• **SET TASK**:
Print the entire listing. Each line must match the original exactly.
--- START PROVIDED DATA ---
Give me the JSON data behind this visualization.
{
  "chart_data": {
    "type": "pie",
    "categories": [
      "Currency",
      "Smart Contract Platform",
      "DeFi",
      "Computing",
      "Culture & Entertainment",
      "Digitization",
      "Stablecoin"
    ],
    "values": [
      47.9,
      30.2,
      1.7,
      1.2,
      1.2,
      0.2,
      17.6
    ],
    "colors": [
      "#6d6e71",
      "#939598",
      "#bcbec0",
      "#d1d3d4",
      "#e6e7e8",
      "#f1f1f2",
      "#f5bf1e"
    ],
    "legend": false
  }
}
--- END PROVIDED DATA ---
• **SOLUTION TO THE PROBLEM**:
Give me the JSON data behind this visualization.
{
  "chart_data": {
    "type": "pie",
    "categories": [
      "Currency",
      "Smart Contract Platform",
      "DeFi",
      "Computing",
      "Culture & Entertainment",
      "Digitization",
      "Stablecoin"
    ],
    "values": [
      47.9,
      30.2,
      1.7,
      1.2,
      1.2,
      0.2,
      17.6
    ],
    "colors": [
      "#6d6e71",
      "#939598",
      "#bcbec0",
      "#d1d3d4",
      "#e6e7e8",
      "#f1f1f2",
      "#f5bf1e"
    ],
    "legend": false
  }
}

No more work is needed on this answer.